Everything in the data should be repeated exactly, save for the images.

§ Data section
- - - - -

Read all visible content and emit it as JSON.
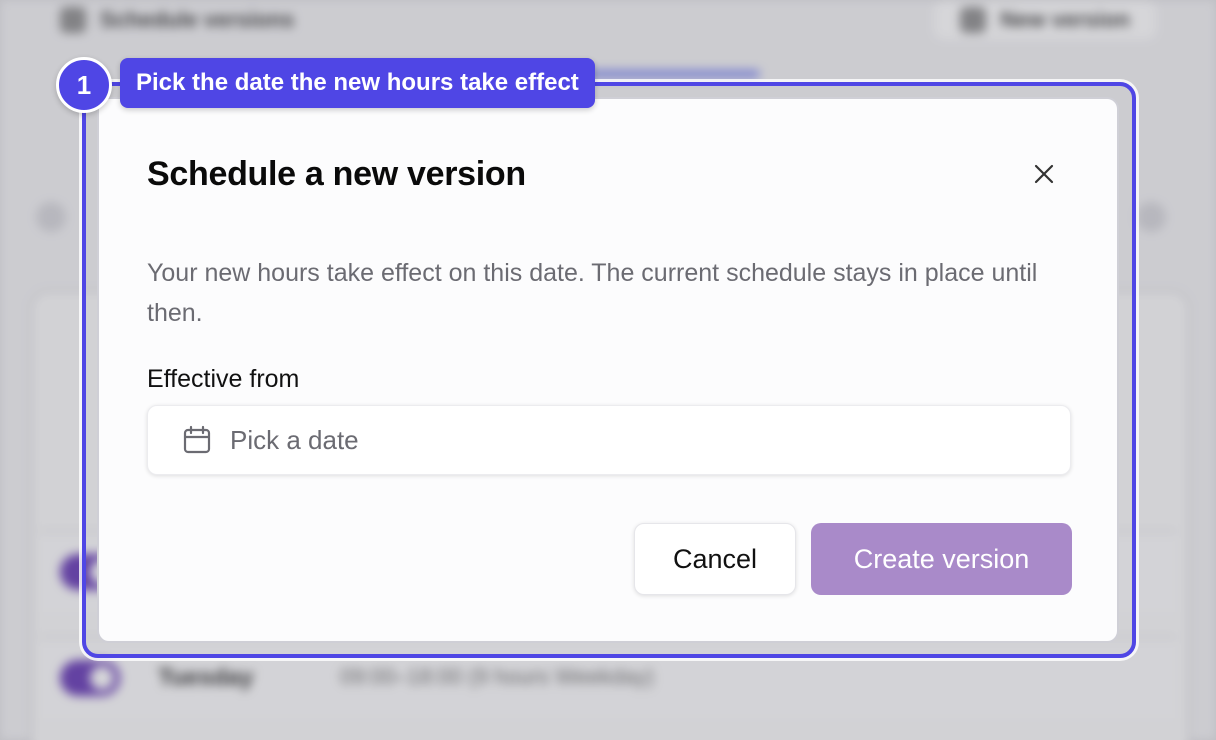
{
  "background": {
    "topbar_left_label": "Schedule versions",
    "topbar_right_label": "New version",
    "rows": [
      {
        "title": "",
        "detail": ""
      },
      {
        "title": "Tuesday",
        "detail": "09:00–18:00 (9 hours Weekday)"
      }
    ]
  },
  "tour": {
    "step_number": "1",
    "step_text": "Pick the date the new hours take effect",
    "accent_color": "#4f46e5"
  },
  "dialog": {
    "title": "Schedule a new version",
    "description": "Your new hours take effect on this date. The current schedule stays in place until then.",
    "field_label": "Effective from",
    "date_placeholder": "Pick a date",
    "cancel_label": "Cancel",
    "create_label": "Create version",
    "create_color": "#a98ac9",
    "icons": {
      "close": "close-icon",
      "date": "calendar-icon"
    }
  }
}
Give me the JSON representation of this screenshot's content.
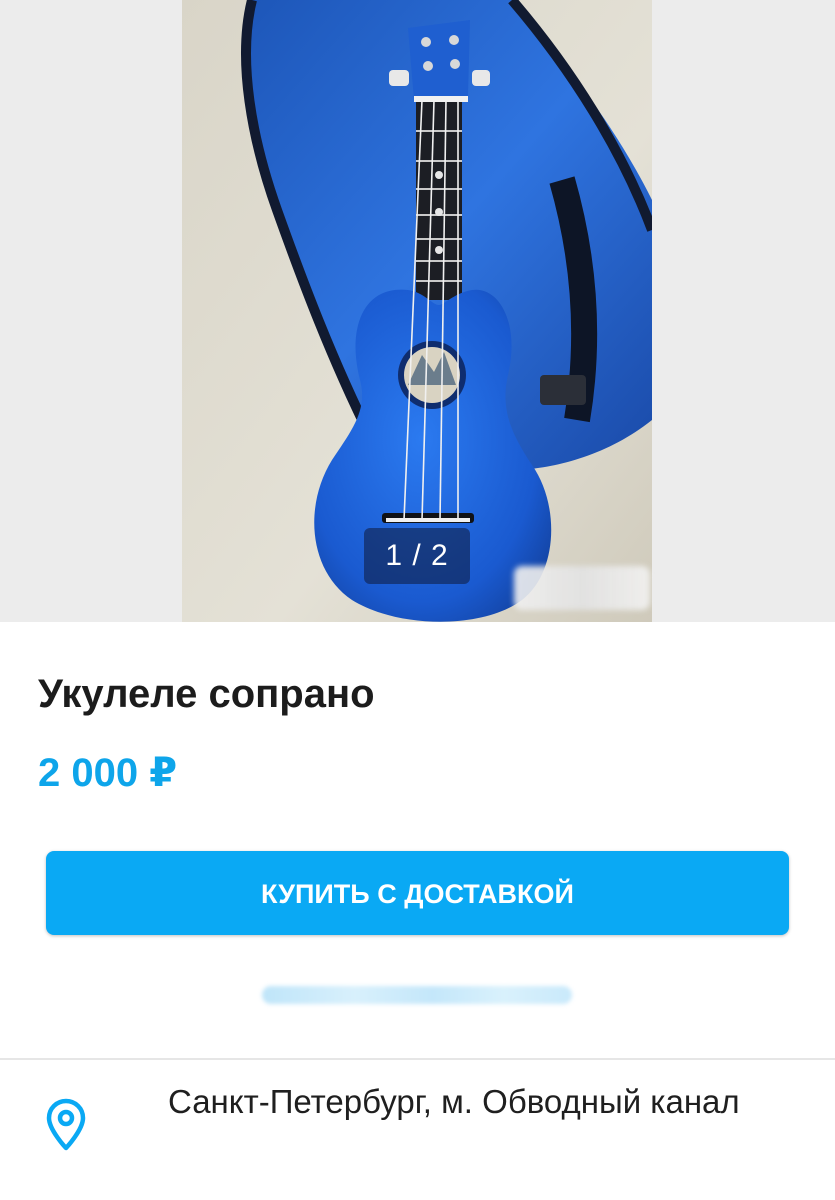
{
  "gallery": {
    "counter": "1 / 2",
    "image_icon": "ukulele-photo",
    "ukulele_color": "#1b5fd1"
  },
  "listing": {
    "title": "Укулеле сопрано",
    "price": "2 000 ₽"
  },
  "actions": {
    "buy_label": "КУПИТЬ С ДОСТАВКОЙ"
  },
  "location": {
    "icon": "map-pin-icon",
    "address": "Санкт-Петербург, м. Обводный канал"
  },
  "colors": {
    "accent": "#0aa9f4",
    "price": "#0ea5ea",
    "text": "#1f1f1f"
  }
}
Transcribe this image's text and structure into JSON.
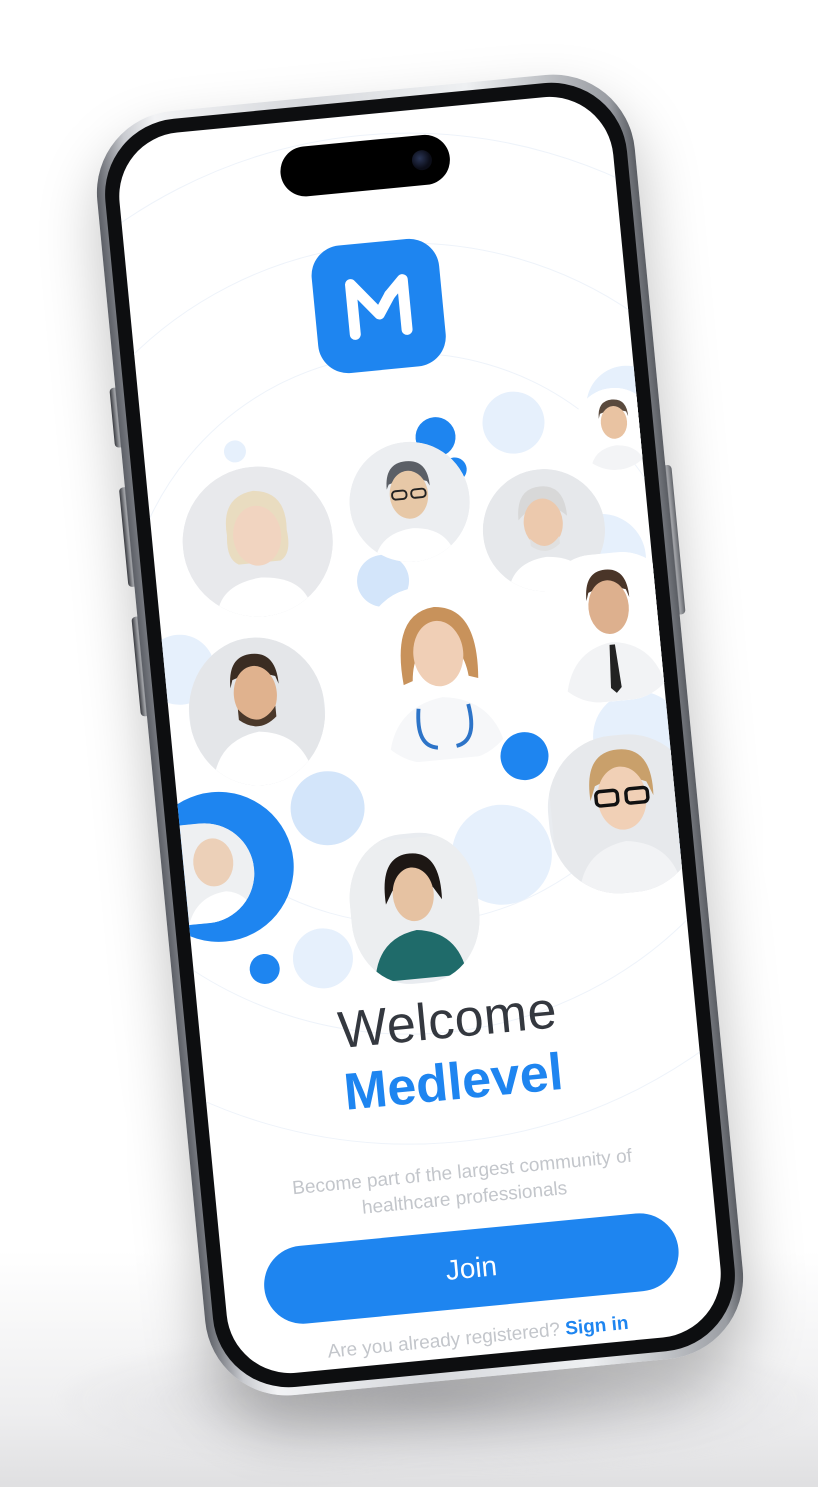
{
  "app": {
    "welcome_label": "Welcome",
    "brand_name": "Medlevel",
    "subtitle": "Become part of the largest community of healthcare professionals",
    "join_label": "Join",
    "signin_prompt": "Are you already registered?",
    "signin_label": "Sign in",
    "logo_icon": "medlevel-m-logo"
  },
  "colors": {
    "accent": "#1e85f0",
    "accent_light": "#e6f0fc",
    "text_dark": "#34383f",
    "text_muted": "#c3c6cb"
  }
}
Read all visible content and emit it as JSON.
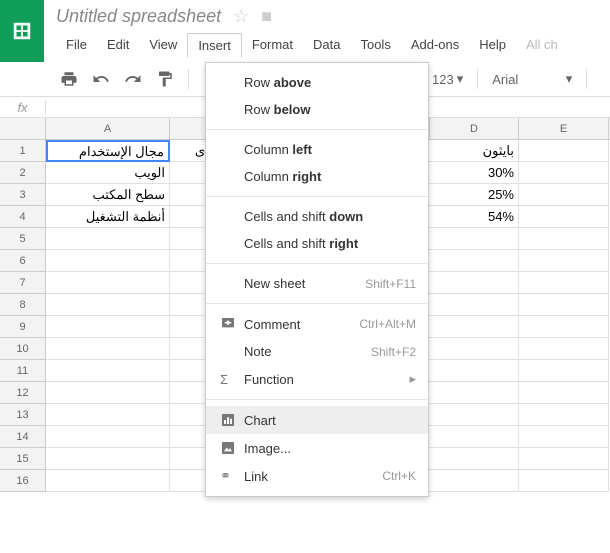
{
  "doc_title": "Untitled spreadsheet",
  "menubar": {
    "file": "File",
    "edit": "Edit",
    "view": "View",
    "insert": "Insert",
    "format": "Format",
    "data": "Data",
    "tools": "Tools",
    "addons": "Add-ons",
    "help": "Help"
  },
  "all_changes": "All ch",
  "toolbar": {
    "num": "123",
    "font": "Arial"
  },
  "fx": "fx",
  "columns": {
    "a": "A",
    "d": "D",
    "e": "E"
  },
  "row_nums": [
    "1",
    "2",
    "3",
    "4",
    "5",
    "6",
    "7",
    "8",
    "9",
    "10",
    "11",
    "12",
    "13",
    "14",
    "15",
    "16"
  ],
  "cells": {
    "a1": "مجال الإستخدام",
    "a2": "الويب",
    "a3": "سطح المكتب",
    "a4": "أنظمة التشغيل",
    "d1": "بايثون",
    "d2": "30%",
    "d3": "25%",
    "d4": "54%"
  },
  "menu": {
    "row_above_pre": "Row ",
    "row_above_b": "above",
    "row_below_pre": "Row ",
    "row_below_b": "below",
    "col_left_pre": "Column ",
    "col_left_b": "left",
    "col_right_pre": "Column ",
    "col_right_b": "right",
    "cells_down_pre": "Cells and shift ",
    "cells_down_b": "down",
    "cells_right_pre": "Cells and shift ",
    "cells_right_b": "right",
    "new_sheet": "New sheet",
    "new_sheet_sc": "Shift+F11",
    "comment": "Comment",
    "comment_sc": "Ctrl+Alt+M",
    "note": "Note",
    "note_sc": "Shift+F2",
    "function": "Function",
    "chart": "Chart",
    "image": "Image...",
    "link": "Link",
    "link_sc": "Ctrl+K"
  }
}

- - - - -

§ Exercise solution
Read all visible content and emit it as JSON.
{
  "background": {
    "topbar_left_label": "Schedule versions",
    "topbar_right_label": "New version",
    "rows": [
      {
        "title": "",
        "detail": ""
      },
      {
        "title": "Tuesday",
        "detail": "09:00–18:00 (9 hours Weekday)"
      }
    ]
  },
  "tour": {
    "step_number": "1",
    "step_text": "Pick the date the new hours take effect",
    "accent_color": "#4f46e5"
  },
  "dialog": {
    "title": "Schedule a new version",
    "description": "Your new hours take effect on this date. The current schedule stays in place until then.",
    "field_label": "Effective from",
    "date_placeholder": "Pick a date",
    "cancel_label": "Cancel",
    "create_label": "Create version",
    "create_color": "#a98ac9",
    "icons": {
      "close": "close-icon",
      "date": "calendar-icon"
    }
  }
}
Give me the JSON representation of this screenshot's content.
{
  "gallery": {
    "counter": "1 / 2",
    "image_icon": "ukulele-photo",
    "ukulele_color": "#1b5fd1"
  },
  "listing": {
    "title": "Укулеле сопрано",
    "price": "2 000 ₽"
  },
  "actions": {
    "buy_label": "КУПИТЬ С ДОСТАВКОЙ"
  },
  "location": {
    "icon": "map-pin-icon",
    "address": "Санкт-Петербург, м. Обводный канал"
  },
  "colors": {
    "accent": "#0aa9f4",
    "price": "#0ea5ea",
    "text": "#1f1f1f"
  }
}
Transcribe this image's text and structure into JSON.
{
  "app": {
    "welcome_label": "Welcome",
    "brand_name": "Medlevel",
    "subtitle": "Become part of the largest community of healthcare professionals",
    "join_label": "Join",
    "signin_prompt": "Are you already registered?",
    "signin_label": "Sign in",
    "logo_icon": "medlevel-m-logo"
  },
  "colors": {
    "accent": "#1e85f0",
    "accent_light": "#e6f0fc",
    "text_dark": "#34383f",
    "text_muted": "#c3c6cb"
  }
}
Read all visible content and emit it as JSON.
{
  "doc_title": "Untitled spreadsheet",
  "menubar": {
    "file": "File",
    "edit": "Edit",
    "view": "View",
    "insert": "Insert",
    "format": "Format",
    "data": "Data",
    "tools": "Tools",
    "addons": "Add-ons",
    "help": "Help"
  },
  "all_changes": "All ch",
  "toolbar": {
    "num": "123",
    "font": "Arial"
  },
  "fx": "fx",
  "columns": {
    "a": "A",
    "d": "D",
    "e": "E"
  },
  "row_nums": [
    "1",
    "2",
    "3",
    "4",
    "5",
    "6",
    "7",
    "8",
    "9",
    "10",
    "11",
    "12",
    "13",
    "14",
    "15",
    "16"
  ],
  "cells": {
    "a1": "مجال الإستخدام",
    "a2": "الويب",
    "a3": "سطح المكتب",
    "a4": "أنظمة التشغيل",
    "d1": "بايثون",
    "d2": "30%",
    "d3": "25%",
    "d4": "54%"
  },
  "menu": {
    "row_above_pre": "Row ",
    "row_above_b": "above",
    "row_below_pre": "Row ",
    "row_below_b": "below",
    "col_left_pre": "Column ",
    "col_left_b": "left",
    "col_right_pre": "Column ",
    "col_right_b": "right",
    "cells_down_pre": "Cells and shift ",
    "cells_down_b": "down",
    "cells_right_pre": "Cells and shift ",
    "cells_right_b": "right",
    "new_sheet": "New sheet",
    "new_sheet_sc": "Shift+F11",
    "comment": "Comment",
    "comment_sc": "Ctrl+Alt+M",
    "note": "Note",
    "note_sc": "Shift+F2",
    "function": "Function",
    "chart": "Chart",
    "image": "Image...",
    "link": "Link",
    "link_sc": "Ctrl+K"
  }
}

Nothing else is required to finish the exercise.